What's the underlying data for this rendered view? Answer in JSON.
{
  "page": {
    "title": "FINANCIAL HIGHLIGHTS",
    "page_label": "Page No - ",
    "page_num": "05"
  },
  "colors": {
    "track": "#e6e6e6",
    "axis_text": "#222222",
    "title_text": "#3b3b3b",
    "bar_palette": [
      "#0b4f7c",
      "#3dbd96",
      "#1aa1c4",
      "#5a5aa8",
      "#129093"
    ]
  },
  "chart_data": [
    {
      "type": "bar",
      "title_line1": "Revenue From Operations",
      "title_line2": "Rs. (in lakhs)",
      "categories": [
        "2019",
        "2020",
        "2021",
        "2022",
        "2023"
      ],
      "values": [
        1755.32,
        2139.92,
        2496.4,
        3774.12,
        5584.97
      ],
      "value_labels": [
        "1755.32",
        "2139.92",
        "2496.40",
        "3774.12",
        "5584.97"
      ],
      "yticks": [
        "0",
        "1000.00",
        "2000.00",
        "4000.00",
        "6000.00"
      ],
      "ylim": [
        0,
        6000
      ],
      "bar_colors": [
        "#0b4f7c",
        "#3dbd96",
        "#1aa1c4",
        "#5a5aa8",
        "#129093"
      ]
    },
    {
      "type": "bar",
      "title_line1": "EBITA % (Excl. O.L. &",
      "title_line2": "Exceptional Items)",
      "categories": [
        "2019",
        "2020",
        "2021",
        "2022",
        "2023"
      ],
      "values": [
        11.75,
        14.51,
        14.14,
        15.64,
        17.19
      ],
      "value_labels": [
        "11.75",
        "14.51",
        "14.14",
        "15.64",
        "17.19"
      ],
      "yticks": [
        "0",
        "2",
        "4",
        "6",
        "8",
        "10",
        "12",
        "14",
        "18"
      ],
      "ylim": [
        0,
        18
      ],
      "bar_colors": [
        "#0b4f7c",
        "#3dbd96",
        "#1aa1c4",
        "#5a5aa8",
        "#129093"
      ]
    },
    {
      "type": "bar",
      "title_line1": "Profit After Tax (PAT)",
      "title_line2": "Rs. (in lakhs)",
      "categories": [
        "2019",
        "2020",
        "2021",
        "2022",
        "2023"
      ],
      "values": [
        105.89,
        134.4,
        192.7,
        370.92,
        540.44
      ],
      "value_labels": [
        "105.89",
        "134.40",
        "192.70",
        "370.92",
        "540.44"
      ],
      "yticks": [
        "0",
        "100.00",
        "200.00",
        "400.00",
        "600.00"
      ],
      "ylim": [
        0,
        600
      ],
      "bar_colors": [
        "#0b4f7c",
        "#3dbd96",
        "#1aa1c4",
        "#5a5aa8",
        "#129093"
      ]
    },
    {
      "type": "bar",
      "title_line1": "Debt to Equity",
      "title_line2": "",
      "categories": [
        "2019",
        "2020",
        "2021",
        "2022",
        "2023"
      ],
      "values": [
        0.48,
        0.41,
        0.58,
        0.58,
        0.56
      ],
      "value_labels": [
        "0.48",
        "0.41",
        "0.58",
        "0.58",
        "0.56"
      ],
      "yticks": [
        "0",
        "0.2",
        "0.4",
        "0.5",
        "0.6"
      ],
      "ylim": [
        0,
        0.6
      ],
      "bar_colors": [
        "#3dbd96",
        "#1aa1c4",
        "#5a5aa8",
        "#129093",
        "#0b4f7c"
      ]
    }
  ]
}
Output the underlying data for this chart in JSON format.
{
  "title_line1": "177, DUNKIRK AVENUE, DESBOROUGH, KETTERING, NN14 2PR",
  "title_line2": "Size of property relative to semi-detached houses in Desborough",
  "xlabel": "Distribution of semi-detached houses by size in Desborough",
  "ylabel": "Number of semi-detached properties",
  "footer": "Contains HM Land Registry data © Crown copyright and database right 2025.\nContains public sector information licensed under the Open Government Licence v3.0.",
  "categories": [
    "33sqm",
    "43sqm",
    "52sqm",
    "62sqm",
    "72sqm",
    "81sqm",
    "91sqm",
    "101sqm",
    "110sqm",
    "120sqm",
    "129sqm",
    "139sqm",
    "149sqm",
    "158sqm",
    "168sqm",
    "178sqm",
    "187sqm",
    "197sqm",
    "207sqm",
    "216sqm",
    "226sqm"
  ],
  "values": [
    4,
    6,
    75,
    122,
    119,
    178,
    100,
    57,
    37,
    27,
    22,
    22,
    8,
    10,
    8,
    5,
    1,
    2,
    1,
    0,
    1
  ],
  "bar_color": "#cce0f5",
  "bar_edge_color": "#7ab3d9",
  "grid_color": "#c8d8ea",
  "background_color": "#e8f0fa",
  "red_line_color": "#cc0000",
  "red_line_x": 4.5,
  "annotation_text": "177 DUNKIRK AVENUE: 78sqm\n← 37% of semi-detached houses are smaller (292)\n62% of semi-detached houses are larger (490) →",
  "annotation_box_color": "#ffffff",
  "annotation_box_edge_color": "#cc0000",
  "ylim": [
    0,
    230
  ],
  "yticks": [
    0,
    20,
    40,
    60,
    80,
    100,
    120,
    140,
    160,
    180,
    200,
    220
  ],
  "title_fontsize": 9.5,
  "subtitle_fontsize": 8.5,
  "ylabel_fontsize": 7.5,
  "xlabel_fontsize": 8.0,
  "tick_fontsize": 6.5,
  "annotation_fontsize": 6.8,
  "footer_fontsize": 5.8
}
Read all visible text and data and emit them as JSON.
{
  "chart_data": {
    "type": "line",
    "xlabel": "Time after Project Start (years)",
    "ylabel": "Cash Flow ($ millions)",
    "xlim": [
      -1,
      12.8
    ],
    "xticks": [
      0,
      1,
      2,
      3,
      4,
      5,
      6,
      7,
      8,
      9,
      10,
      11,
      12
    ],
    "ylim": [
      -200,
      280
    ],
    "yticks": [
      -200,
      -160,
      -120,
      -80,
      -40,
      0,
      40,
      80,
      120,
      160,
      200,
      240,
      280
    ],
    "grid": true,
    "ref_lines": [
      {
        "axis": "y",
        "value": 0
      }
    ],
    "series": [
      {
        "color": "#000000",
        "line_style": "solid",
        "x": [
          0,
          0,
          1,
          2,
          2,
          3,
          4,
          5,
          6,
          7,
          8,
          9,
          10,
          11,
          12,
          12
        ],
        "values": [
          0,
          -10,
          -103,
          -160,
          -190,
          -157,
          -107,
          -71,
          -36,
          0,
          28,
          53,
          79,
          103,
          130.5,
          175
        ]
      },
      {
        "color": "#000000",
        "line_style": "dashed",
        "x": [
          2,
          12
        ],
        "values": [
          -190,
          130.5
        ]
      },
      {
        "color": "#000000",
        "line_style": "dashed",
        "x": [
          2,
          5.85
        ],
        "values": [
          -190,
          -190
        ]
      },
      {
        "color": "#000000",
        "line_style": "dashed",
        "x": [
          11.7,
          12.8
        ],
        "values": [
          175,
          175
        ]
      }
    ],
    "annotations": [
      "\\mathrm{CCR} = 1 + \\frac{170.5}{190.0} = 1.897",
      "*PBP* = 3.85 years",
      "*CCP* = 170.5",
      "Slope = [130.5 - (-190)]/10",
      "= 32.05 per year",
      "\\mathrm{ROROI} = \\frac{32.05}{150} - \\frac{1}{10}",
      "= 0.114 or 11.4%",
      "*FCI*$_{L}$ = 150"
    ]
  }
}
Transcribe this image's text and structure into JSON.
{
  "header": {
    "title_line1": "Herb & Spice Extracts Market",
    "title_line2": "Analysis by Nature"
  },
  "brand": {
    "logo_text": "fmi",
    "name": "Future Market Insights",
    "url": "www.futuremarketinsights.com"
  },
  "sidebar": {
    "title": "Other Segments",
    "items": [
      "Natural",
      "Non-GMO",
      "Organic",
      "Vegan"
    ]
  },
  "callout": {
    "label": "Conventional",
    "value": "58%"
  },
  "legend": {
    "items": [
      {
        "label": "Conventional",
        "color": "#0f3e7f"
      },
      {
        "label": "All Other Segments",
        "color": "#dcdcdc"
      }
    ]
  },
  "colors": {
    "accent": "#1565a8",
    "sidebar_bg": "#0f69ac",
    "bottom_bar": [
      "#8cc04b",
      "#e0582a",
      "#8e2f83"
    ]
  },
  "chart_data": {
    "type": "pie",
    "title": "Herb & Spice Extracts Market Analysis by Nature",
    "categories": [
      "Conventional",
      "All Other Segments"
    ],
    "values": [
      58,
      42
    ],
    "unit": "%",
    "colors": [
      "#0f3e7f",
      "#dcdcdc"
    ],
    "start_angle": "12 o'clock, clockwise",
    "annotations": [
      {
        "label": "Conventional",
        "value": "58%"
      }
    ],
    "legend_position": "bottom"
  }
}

★ ★ ★ ★

Task statement
Show each line in the entries that holds the string "underlying".

Written answer
What's the underlying data for this rendered view? Answer in JSON.
Output the underlying data for this chart in JSON format.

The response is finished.